> _TASK GOAL_
Filter the records below down to lines containing "Numero".

Items from a dataset:
# # #

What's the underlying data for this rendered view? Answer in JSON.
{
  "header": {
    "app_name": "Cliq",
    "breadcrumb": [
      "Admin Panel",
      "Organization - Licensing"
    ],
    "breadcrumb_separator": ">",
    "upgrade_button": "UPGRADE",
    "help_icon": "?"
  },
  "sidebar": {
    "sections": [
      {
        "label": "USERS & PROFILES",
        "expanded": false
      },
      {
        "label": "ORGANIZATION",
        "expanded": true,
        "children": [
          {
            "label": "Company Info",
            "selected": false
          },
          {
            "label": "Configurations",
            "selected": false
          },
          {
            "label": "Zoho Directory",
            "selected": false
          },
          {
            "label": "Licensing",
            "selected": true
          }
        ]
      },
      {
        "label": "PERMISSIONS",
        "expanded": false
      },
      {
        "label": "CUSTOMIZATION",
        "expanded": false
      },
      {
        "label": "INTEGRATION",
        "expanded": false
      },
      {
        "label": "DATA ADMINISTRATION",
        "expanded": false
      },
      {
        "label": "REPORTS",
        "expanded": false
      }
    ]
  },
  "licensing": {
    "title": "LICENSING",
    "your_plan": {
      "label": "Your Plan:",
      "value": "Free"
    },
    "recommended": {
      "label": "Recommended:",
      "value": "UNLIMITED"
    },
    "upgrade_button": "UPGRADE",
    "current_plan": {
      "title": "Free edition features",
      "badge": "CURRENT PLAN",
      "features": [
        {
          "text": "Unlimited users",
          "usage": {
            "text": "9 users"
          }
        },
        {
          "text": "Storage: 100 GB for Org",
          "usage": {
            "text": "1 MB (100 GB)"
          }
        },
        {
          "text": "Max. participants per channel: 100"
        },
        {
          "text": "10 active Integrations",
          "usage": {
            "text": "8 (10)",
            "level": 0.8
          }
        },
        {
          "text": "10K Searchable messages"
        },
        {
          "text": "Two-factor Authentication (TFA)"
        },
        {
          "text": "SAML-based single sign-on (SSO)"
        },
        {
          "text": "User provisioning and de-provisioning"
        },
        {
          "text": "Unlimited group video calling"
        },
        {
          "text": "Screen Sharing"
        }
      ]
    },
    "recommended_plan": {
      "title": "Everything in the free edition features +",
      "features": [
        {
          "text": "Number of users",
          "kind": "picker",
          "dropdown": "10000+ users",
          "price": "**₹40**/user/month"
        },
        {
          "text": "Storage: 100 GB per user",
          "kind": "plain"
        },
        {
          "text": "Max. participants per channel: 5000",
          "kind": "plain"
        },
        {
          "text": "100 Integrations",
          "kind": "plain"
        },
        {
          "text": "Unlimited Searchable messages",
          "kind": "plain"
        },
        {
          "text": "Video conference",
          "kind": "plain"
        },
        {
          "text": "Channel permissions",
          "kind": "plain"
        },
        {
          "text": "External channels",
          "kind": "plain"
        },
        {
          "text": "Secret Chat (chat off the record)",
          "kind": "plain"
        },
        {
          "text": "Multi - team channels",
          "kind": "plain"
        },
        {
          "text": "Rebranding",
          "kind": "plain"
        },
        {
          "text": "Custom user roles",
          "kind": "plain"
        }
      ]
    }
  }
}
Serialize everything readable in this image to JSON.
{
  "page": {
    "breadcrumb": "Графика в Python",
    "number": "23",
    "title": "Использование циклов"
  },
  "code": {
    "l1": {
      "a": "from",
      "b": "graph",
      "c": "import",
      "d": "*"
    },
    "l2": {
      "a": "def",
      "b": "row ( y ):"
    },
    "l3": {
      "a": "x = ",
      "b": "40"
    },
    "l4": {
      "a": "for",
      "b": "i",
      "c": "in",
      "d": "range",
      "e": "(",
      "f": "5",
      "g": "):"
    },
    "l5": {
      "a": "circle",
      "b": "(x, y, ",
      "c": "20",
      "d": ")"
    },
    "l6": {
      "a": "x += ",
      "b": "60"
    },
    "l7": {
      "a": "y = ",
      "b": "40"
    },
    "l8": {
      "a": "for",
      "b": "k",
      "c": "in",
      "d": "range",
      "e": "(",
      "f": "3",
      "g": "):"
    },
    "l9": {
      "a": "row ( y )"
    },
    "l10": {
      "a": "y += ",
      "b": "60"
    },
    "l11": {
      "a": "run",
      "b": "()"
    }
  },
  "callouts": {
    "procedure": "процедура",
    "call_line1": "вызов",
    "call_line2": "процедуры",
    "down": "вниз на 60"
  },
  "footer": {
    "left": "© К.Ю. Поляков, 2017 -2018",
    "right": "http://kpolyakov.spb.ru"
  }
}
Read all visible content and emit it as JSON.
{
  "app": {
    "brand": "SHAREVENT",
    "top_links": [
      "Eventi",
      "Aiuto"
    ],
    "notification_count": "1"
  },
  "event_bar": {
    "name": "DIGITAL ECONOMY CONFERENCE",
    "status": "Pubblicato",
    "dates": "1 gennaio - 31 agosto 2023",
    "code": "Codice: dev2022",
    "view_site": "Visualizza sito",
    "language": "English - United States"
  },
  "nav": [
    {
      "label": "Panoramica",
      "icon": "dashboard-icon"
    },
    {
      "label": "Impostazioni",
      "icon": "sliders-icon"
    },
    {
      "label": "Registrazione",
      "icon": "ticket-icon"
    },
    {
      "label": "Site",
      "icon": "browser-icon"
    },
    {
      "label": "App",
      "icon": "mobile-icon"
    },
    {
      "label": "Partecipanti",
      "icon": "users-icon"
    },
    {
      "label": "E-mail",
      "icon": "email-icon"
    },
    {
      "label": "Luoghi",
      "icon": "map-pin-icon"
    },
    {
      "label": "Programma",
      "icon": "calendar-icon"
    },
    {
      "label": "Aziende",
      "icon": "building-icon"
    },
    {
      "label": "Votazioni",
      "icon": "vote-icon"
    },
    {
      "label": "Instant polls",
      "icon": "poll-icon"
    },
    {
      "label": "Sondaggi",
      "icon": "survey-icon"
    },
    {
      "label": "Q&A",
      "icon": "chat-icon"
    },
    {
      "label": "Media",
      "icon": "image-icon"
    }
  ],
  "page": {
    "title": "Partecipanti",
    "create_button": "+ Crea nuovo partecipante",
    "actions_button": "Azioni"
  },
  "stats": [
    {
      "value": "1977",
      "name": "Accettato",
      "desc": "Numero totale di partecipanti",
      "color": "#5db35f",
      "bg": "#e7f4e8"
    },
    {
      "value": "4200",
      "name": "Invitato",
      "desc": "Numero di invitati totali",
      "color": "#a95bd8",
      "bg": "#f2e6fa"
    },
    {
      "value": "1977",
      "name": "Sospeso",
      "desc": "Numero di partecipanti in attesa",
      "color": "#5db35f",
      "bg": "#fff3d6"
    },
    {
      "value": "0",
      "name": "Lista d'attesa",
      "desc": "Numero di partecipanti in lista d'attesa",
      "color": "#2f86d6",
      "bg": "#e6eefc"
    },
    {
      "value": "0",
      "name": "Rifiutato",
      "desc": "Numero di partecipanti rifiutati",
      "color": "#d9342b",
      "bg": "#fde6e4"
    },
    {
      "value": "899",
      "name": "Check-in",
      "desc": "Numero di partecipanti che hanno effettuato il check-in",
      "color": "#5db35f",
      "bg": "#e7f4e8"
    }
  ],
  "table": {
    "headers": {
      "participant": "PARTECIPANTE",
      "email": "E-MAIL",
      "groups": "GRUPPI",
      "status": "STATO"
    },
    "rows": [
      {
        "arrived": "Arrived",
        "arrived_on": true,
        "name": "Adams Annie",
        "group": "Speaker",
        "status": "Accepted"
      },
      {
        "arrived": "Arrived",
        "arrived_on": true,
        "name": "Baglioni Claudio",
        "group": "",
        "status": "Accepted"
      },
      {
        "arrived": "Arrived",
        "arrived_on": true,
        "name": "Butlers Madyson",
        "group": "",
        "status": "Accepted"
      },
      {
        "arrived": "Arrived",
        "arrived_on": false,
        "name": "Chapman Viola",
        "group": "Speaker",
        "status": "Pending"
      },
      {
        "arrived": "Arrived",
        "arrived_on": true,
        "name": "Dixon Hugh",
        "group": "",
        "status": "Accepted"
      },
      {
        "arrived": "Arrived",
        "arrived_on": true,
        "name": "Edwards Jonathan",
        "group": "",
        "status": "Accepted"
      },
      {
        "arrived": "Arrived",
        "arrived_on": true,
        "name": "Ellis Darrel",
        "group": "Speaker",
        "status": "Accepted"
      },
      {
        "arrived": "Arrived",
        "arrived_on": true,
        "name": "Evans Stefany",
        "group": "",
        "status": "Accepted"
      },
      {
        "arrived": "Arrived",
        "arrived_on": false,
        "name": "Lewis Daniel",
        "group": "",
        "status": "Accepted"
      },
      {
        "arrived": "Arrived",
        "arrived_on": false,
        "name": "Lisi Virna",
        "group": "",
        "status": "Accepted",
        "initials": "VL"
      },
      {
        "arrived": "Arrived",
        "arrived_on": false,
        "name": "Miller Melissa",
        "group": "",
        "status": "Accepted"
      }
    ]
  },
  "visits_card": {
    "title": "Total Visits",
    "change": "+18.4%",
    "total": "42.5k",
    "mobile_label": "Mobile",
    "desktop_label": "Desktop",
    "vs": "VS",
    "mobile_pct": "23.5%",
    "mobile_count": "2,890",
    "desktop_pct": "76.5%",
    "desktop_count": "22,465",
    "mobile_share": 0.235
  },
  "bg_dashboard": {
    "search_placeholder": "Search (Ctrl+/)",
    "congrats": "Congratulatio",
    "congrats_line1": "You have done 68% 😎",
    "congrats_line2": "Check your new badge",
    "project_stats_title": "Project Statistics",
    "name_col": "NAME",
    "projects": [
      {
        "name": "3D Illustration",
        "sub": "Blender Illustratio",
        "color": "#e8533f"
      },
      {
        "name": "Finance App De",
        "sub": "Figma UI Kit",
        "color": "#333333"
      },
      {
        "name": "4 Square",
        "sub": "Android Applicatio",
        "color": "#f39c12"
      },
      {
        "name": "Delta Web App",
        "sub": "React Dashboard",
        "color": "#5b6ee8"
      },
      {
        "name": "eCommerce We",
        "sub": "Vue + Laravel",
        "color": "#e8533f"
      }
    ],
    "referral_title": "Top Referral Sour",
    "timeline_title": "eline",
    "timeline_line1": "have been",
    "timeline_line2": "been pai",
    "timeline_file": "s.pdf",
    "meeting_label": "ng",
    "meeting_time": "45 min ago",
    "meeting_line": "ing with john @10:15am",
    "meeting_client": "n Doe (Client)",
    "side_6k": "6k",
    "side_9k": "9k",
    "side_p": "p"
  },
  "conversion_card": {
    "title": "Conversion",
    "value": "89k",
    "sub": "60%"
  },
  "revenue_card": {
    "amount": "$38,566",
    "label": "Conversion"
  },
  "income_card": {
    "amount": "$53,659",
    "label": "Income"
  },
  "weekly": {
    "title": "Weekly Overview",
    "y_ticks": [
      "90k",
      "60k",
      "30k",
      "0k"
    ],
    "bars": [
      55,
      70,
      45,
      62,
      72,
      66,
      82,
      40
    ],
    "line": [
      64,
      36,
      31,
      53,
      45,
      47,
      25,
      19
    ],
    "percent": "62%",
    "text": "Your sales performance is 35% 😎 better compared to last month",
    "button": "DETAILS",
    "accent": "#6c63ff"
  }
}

# # #

> _ANSWER FOR THE TASK_
      "desc": "Numero totale di partecipanti",
      "desc": "Numero di invitati totali",
      "desc": "Numero di partecipanti in attesa",
      "desc": "Numero di partecipanti in lista d'attesa",
      "desc": "Numero di partecipanti rifiutati",
      "desc": "Numero di partecipanti che hanno effettuato il check-in",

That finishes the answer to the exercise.